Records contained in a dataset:
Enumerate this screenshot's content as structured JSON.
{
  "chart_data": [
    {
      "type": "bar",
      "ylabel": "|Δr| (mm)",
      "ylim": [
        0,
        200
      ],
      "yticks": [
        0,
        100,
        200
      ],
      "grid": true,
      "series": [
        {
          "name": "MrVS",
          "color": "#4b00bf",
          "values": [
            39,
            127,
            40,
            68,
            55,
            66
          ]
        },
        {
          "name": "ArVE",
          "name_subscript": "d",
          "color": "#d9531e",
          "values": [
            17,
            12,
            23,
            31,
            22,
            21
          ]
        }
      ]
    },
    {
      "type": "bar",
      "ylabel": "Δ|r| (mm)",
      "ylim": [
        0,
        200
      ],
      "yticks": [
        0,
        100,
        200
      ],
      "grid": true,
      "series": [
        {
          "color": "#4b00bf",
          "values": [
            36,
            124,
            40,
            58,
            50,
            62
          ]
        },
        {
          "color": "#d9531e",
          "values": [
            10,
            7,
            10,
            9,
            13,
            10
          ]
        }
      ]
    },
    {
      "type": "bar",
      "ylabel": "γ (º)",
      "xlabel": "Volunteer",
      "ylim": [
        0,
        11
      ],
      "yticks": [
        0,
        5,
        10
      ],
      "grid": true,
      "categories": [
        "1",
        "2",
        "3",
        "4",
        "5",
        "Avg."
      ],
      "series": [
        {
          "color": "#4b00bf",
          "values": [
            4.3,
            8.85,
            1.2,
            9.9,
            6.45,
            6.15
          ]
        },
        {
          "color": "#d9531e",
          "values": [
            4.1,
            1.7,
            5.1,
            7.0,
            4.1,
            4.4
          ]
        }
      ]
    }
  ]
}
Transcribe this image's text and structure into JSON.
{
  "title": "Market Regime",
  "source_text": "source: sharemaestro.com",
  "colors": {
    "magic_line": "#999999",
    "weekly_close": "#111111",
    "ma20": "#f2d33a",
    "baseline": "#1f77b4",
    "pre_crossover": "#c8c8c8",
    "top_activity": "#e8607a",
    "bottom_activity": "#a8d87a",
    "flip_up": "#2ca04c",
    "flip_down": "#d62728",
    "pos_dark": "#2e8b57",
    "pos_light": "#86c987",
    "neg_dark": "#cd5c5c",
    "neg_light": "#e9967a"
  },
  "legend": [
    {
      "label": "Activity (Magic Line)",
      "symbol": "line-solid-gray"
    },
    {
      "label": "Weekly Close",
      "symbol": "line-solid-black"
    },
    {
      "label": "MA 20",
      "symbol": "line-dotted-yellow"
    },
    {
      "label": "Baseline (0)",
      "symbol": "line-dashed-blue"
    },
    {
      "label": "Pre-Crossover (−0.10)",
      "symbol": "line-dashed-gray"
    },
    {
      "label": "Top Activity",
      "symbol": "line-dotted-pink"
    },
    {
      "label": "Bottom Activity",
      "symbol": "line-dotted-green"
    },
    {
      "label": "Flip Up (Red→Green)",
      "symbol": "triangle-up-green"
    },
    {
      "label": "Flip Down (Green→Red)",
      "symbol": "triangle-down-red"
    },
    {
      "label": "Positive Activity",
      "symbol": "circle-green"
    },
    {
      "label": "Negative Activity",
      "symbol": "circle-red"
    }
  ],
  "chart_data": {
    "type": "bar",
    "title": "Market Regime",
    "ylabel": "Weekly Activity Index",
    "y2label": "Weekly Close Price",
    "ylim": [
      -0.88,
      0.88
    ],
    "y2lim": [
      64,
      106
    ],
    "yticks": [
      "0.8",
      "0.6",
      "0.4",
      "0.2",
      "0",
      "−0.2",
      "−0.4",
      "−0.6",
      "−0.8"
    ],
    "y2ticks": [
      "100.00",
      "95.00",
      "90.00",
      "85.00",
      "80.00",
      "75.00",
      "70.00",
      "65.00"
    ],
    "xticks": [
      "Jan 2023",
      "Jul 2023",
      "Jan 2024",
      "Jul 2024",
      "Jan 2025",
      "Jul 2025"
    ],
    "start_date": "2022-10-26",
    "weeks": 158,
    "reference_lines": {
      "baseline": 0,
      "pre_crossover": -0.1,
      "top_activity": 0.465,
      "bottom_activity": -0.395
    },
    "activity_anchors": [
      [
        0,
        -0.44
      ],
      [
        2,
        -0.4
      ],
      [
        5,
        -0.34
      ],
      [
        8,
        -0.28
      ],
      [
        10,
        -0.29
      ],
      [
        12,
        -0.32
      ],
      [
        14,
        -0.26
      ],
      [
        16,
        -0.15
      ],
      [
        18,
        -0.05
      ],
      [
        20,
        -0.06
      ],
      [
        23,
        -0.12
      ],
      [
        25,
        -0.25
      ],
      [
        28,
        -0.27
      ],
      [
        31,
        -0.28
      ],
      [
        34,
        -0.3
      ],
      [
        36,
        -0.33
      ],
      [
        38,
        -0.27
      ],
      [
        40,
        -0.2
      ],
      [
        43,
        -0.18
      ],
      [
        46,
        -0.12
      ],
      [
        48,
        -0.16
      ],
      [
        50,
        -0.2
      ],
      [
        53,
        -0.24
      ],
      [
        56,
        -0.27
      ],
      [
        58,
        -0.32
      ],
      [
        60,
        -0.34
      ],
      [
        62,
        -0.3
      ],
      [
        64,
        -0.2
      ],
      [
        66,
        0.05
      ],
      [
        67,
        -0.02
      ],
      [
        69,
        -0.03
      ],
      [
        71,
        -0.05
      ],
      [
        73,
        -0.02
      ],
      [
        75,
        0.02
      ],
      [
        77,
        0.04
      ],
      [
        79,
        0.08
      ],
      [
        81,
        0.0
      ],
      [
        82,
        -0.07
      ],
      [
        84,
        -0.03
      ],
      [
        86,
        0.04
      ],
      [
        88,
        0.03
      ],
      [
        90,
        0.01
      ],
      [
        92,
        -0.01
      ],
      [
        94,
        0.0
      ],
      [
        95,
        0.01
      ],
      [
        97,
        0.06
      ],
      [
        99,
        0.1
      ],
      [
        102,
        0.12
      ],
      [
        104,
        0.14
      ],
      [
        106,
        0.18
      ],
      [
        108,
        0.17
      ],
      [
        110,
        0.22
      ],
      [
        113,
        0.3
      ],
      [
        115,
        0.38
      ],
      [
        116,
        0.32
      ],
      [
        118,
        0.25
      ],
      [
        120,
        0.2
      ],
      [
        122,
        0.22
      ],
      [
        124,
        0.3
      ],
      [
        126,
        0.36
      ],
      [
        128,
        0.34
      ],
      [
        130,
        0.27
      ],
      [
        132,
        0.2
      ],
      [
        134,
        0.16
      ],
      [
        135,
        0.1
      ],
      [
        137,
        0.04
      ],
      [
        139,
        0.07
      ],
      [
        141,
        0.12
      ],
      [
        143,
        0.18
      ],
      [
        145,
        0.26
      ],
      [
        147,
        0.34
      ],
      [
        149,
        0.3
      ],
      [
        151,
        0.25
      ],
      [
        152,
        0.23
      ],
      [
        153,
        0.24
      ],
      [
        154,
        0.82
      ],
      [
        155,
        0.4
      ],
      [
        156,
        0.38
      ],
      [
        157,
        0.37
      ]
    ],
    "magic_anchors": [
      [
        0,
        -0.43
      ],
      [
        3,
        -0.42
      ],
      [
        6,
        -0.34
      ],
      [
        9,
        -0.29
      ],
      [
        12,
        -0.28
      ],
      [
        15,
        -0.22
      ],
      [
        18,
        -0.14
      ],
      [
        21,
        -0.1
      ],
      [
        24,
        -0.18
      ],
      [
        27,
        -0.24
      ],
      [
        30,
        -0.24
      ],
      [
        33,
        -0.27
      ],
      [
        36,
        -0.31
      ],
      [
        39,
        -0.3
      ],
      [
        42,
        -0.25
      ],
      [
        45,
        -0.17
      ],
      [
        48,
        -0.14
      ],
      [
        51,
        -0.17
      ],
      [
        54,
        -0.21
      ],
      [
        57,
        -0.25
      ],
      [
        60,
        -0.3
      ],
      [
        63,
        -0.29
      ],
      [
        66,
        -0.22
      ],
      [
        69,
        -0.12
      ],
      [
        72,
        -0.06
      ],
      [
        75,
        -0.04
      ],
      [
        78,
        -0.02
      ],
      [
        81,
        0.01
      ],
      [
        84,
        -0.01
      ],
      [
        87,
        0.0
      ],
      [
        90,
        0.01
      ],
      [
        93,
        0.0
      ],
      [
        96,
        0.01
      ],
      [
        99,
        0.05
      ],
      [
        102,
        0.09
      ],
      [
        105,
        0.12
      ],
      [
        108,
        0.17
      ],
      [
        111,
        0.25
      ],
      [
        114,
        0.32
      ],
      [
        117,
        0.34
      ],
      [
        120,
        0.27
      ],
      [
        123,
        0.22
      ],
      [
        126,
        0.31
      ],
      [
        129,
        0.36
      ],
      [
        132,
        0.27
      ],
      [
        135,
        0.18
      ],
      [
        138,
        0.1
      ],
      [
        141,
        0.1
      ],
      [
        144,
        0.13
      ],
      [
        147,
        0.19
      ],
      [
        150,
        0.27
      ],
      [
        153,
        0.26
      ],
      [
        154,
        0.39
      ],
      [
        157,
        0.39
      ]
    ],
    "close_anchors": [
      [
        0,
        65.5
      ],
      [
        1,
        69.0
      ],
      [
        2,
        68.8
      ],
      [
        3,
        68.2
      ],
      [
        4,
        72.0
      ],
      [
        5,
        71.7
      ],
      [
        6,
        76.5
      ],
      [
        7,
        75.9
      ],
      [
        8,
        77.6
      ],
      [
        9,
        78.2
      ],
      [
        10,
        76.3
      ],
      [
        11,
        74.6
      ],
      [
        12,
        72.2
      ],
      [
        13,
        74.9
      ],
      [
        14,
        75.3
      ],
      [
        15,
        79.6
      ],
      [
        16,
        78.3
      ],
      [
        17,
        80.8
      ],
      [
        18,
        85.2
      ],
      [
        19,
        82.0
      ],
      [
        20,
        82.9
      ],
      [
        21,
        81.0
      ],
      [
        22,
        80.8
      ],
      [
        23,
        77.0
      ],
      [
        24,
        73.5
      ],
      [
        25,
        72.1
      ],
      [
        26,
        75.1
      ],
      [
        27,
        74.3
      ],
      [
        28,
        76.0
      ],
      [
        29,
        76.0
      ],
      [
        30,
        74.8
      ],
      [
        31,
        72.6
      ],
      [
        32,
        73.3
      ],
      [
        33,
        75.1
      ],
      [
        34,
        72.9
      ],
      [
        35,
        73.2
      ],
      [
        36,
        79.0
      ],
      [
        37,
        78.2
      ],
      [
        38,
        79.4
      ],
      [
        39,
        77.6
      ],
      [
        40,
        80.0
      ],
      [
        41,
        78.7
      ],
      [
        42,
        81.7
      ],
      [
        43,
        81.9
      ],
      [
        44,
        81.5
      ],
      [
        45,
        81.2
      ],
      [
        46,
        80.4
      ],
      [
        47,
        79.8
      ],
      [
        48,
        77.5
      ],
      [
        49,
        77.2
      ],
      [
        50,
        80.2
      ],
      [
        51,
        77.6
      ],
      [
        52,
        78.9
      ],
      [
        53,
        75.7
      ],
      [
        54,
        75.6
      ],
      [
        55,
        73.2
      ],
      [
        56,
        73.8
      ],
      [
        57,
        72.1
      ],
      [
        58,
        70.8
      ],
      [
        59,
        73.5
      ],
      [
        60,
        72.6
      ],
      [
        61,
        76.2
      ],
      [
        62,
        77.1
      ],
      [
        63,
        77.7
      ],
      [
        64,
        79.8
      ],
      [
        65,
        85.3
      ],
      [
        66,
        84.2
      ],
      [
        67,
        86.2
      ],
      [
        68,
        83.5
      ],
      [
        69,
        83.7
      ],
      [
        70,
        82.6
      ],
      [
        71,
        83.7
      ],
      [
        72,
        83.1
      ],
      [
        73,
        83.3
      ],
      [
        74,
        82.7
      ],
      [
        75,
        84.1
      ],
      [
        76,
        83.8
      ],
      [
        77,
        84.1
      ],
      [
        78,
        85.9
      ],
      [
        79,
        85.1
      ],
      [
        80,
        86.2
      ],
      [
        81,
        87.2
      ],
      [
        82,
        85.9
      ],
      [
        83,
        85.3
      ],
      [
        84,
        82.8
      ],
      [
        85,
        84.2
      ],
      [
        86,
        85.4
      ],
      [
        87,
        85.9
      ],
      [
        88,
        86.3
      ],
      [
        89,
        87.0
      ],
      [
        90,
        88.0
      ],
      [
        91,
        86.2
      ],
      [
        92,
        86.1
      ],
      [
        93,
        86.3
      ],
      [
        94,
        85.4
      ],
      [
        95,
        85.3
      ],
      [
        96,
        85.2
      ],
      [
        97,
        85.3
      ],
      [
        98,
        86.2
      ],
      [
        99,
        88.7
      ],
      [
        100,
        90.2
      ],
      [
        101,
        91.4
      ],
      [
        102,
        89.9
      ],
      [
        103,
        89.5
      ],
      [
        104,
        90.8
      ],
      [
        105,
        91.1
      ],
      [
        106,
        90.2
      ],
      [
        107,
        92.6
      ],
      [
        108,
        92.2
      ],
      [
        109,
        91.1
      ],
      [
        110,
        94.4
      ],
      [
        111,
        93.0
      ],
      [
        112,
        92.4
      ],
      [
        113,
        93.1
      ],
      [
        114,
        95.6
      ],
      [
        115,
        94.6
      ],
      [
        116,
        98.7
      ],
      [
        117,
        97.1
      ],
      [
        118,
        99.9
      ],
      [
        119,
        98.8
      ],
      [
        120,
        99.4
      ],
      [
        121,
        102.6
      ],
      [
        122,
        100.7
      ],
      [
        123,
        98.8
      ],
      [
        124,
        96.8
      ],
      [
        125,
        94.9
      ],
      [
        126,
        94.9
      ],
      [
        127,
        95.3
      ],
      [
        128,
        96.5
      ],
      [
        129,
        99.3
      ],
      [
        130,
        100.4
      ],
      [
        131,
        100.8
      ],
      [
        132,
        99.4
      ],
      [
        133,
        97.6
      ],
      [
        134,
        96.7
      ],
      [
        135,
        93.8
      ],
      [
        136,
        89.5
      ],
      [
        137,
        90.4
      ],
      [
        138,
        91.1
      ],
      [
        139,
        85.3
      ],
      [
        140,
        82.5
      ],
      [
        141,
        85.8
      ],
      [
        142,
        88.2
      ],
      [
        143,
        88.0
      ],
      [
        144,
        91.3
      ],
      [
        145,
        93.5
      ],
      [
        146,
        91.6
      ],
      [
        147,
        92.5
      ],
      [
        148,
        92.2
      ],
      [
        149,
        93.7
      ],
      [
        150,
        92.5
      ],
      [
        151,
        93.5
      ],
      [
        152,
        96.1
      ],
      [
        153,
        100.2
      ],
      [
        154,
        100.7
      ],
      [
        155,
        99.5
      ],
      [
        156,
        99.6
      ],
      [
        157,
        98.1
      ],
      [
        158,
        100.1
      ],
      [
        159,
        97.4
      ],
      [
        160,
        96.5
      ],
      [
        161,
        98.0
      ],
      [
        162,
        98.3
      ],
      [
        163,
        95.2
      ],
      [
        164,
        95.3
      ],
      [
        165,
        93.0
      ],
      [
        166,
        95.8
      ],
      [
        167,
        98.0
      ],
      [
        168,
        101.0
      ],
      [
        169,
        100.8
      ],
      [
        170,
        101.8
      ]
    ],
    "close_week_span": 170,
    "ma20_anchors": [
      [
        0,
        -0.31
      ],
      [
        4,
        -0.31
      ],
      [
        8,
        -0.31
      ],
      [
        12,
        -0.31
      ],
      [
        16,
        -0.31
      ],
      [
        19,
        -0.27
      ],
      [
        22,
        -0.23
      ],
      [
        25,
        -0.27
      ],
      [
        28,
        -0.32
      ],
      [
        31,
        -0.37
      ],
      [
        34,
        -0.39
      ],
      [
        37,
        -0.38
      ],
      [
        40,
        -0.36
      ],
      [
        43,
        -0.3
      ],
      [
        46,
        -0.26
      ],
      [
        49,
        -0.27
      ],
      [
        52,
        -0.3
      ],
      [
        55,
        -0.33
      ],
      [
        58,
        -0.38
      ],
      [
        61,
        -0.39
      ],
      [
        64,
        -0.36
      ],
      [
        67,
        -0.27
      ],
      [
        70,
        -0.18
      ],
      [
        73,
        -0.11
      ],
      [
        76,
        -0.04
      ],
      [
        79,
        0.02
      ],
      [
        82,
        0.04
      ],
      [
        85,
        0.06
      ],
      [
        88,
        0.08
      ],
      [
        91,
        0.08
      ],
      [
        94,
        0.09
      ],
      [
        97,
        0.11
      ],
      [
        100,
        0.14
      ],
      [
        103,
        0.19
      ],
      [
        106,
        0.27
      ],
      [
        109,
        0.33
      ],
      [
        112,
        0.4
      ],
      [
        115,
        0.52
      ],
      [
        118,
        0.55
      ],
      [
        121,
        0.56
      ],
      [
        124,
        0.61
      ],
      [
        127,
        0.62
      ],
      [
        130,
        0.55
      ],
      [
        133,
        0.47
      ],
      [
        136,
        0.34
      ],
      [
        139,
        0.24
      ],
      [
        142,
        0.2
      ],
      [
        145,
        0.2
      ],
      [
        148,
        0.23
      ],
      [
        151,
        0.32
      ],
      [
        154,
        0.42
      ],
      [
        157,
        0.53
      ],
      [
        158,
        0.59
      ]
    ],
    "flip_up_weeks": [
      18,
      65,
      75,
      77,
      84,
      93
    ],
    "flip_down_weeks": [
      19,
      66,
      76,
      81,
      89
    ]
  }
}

Requirement:
In the listing above, count each line that holds the string "JSON". Give the number only.

Correct response:
2